▶ Data in this exercise
== == ==
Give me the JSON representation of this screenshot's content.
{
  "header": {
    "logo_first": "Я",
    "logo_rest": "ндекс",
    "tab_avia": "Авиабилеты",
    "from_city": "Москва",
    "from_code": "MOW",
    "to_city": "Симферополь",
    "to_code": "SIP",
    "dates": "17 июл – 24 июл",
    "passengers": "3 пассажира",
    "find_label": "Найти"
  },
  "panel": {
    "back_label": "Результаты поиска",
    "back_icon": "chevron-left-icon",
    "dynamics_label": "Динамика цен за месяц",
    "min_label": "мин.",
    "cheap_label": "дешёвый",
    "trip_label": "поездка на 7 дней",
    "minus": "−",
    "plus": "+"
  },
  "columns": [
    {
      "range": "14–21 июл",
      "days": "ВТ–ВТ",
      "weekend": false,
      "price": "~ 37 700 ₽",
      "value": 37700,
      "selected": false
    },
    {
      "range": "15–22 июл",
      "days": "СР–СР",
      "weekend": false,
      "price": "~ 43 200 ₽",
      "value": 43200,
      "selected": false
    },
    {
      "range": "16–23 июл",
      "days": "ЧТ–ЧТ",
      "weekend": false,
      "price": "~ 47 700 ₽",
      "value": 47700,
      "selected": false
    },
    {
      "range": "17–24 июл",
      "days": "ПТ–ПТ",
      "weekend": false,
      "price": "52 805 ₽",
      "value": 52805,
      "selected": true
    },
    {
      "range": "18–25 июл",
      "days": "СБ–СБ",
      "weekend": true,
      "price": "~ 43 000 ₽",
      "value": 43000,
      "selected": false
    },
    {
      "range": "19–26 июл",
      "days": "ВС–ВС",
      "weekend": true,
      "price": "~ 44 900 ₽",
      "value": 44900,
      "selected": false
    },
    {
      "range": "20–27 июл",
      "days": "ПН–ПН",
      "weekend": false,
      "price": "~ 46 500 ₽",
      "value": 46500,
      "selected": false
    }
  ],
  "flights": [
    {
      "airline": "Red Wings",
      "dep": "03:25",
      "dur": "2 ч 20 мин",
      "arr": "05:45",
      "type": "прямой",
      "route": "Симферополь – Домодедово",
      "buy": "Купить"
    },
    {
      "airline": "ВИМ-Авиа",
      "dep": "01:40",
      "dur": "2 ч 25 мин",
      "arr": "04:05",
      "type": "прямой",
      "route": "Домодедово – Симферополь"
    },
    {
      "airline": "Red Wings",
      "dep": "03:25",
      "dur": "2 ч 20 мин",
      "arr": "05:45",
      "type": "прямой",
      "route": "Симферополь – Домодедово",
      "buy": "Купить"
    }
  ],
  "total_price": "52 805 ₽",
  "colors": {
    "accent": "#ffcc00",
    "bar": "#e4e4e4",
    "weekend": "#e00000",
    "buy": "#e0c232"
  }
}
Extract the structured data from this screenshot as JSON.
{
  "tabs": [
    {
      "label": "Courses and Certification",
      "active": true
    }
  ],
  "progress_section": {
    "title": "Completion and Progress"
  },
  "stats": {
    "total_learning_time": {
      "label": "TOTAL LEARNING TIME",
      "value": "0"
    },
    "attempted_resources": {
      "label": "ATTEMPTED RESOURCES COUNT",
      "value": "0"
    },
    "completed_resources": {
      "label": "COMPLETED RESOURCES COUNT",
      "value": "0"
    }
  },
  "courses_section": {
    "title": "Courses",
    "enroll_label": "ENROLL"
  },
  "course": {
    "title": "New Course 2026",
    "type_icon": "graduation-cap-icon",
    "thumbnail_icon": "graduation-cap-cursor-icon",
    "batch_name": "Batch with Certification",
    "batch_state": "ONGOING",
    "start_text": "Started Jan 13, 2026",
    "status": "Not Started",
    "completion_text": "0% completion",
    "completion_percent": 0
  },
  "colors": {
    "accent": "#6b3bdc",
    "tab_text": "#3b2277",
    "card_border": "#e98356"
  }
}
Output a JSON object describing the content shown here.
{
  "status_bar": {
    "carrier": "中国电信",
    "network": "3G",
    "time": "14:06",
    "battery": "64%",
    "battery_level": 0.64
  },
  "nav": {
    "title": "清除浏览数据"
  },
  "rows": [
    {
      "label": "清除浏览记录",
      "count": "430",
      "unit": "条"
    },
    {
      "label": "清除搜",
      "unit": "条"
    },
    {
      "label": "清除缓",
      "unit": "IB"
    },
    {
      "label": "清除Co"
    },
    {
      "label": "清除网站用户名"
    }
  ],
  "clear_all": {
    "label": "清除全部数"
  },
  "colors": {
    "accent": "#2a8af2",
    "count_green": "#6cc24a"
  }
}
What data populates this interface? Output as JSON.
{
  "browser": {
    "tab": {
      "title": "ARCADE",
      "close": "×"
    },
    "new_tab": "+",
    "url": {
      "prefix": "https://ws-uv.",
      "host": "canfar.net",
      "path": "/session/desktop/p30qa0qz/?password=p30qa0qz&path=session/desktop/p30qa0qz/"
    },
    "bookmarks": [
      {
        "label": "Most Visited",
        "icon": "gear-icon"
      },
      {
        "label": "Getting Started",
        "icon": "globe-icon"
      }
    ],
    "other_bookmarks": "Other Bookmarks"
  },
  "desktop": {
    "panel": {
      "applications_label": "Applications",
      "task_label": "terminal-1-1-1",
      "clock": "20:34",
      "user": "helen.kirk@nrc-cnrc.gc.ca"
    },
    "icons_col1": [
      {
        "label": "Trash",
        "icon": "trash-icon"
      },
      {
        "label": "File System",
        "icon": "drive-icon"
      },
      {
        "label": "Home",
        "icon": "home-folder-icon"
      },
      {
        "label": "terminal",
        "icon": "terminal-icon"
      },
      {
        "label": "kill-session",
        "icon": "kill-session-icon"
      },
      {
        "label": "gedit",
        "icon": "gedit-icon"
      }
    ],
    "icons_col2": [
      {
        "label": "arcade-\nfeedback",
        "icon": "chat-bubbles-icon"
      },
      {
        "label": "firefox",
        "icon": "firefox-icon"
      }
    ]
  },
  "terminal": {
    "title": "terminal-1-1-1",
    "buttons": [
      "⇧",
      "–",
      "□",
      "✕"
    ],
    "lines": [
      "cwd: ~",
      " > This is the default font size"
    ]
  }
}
== == ==
▶ Written instruction
Make an exact copy of the data above.

▶ The answer
Give me the JSON representation of this screenshot's content.
{
  "header": {
    "logo_first": "Я",
    "logo_rest": "ндекс",
    "tab_avia": "Авиабилеты",
    "from_city": "Москва",
    "from_code": "MOW",
    "to_city": "Симферополь",
    "to_code": "SIP",
    "dates": "17 июл – 24 июл",
    "passengers": "3 пассажира",
    "find_label": "Найти"
  },
  "panel": {
    "back_label": "Результаты поиска",
    "back_icon": "chevron-left-icon",
    "dynamics_label": "Динамика цен за месяц",
    "min_label": "мин.",
    "cheap_label": "дешёвый",
    "trip_label": "поездка на 7 дней",
    "minus": "−",
    "plus": "+"
  },
  "columns": [
    {
      "range": "14–21 июл",
      "days": "ВТ–ВТ",
      "weekend": false,
      "price": "~ 37 700 ₽",
      "value": 37700,
      "selected": false
    },
    {
      "range": "15–22 июл",
      "days": "СР–СР",
      "weekend": false,
      "price": "~ 43 200 ₽",
      "value": 43200,
      "selected": false
    },
    {
      "range": "16–23 июл",
      "days": "ЧТ–ЧТ",
      "weekend": false,
      "price": "~ 47 700 ₽",
      "value": 47700,
      "selected": false
    },
    {
      "range": "17–24 июл",
      "days": "ПТ–ПТ",
      "weekend": false,
      "price": "52 805 ₽",
      "value": 52805,
      "selected": true
    },
    {
      "range": "18–25 июл",
      "days": "СБ–СБ",
      "weekend": true,
      "price": "~ 43 000 ₽",
      "value": 43000,
      "selected": false
    },
    {
      "range": "19–26 июл",
      "days": "ВС–ВС",
      "weekend": true,
      "price": "~ 44 900 ₽",
      "value": 44900,
      "selected": false
    },
    {
      "range": "20–27 июл",
      "days": "ПН–ПН",
      "weekend": false,
      "price": "~ 46 500 ₽",
      "value": 46500,
      "selected": false
    }
  ],
  "flights": [
    {
      "airline": "Red Wings",
      "dep": "03:25",
      "dur": "2 ч 20 мин",
      "arr": "05:45",
      "type": "прямой",
      "route": "Симферополь – Домодедово",
      "buy": "Купить"
    },
    {
      "airline": "ВИМ-Авиа",
      "dep": "01:40",
      "dur": "2 ч 25 мин",
      "arr": "04:05",
      "type": "прямой",
      "route": "Домодедово – Симферополь"
    },
    {
      "airline": "Red Wings",
      "dep": "03:25",
      "dur": "2 ч 20 мин",
      "arr": "05:45",
      "type": "прямой",
      "route": "Симферополь – Домодедово",
      "buy": "Купить"
    }
  ],
  "total_price": "52 805 ₽",
  "colors": {
    "accent": "#ffcc00",
    "bar": "#e4e4e4",
    "weekend": "#e00000",
    "buy": "#e0c232"
  }
}
Extract the structured data from this screenshot as JSON.
{
  "tabs": [
    {
      "label": "Courses and Certification",
      "active": true
    }
  ],
  "progress_section": {
    "title": "Completion and Progress"
  },
  "stats": {
    "total_learning_time": {
      "label": "TOTAL LEARNING TIME",
      "value": "0"
    },
    "attempted_resources": {
      "label": "ATTEMPTED RESOURCES COUNT",
      "value": "0"
    },
    "completed_resources": {
      "label": "COMPLETED RESOURCES COUNT",
      "value": "0"
    }
  },
  "courses_section": {
    "title": "Courses",
    "enroll_label": "ENROLL"
  },
  "course": {
    "title": "New Course 2026",
    "type_icon": "graduation-cap-icon",
    "thumbnail_icon": "graduation-cap-cursor-icon",
    "batch_name": "Batch with Certification",
    "batch_state": "ONGOING",
    "start_text": "Started Jan 13, 2026",
    "status": "Not Started",
    "completion_text": "0% completion",
    "completion_percent": 0
  },
  "colors": {
    "accent": "#6b3bdc",
    "tab_text": "#3b2277",
    "card_border": "#e98356"
  }
}
Output a JSON object describing the content shown here.
{
  "status_bar": {
    "carrier": "中国电信",
    "network": "3G",
    "time": "14:06",
    "battery": "64%",
    "battery_level": 0.64
  },
  "nav": {
    "title": "清除浏览数据"
  },
  "rows": [
    {
      "label": "清除浏览记录",
      "count": "430",
      "unit": "条"
    },
    {
      "label": "清除搜",
      "unit": "条"
    },
    {
      "label": "清除缓",
      "unit": "IB"
    },
    {
      "label": "清除Co"
    },
    {
      "label": "清除网站用户名"
    }
  ],
  "clear_all": {
    "label": "清除全部数"
  },
  "colors": {
    "accent": "#2a8af2",
    "count_green": "#6cc24a"
  }
}
What data populates this interface? Output as JSON.
{
  "browser": {
    "tab": {
      "title": "ARCADE",
      "close": "×"
    },
    "new_tab": "+",
    "url": {
      "prefix": "https://ws-uv.",
      "host": "canfar.net",
      "path": "/session/desktop/p30qa0qz/?password=p30qa0qz&path=session/desktop/p30qa0qz/"
    },
    "bookmarks": [
      {
        "label": "Most Visited",
        "icon": "gear-icon"
      },
      {
        "label": "Getting Started",
        "icon": "globe-icon"
      }
    ],
    "other_bookmarks": "Other Bookmarks"
  },
  "desktop": {
    "panel": {
      "applications_label": "Applications",
      "task_label": "terminal-1-1-1",
      "clock": "20:34",
      "user": "helen.kirk@nrc-cnrc.gc.ca"
    },
    "icons_col1": [
      {
        "label": "Trash",
        "icon": "trash-icon"
      },
      {
        "label": "File System",
        "icon": "drive-icon"
      },
      {
        "label": "Home",
        "icon": "home-folder-icon"
      },
      {
        "label": "terminal",
        "icon": "terminal-icon"
      },
      {
        "label": "kill-session",
        "icon": "kill-session-icon"
      },
      {
        "label": "gedit",
        "icon": "gedit-icon"
      }
    ],
    "icons_col2": [
      {
        "label": "arcade-\nfeedback",
        "icon": "chat-bubbles-icon"
      },
      {
        "label": "firefox",
        "icon": "firefox-icon"
      }
    ]
  },
  "terminal": {
    "title": "terminal-1-1-1",
    "buttons": [
      "⇧",
      "–",
      "□",
      "✕"
    ],
    "lines": [
      "cwd: ~",
      " > This is the default font size"
    ]
  }
}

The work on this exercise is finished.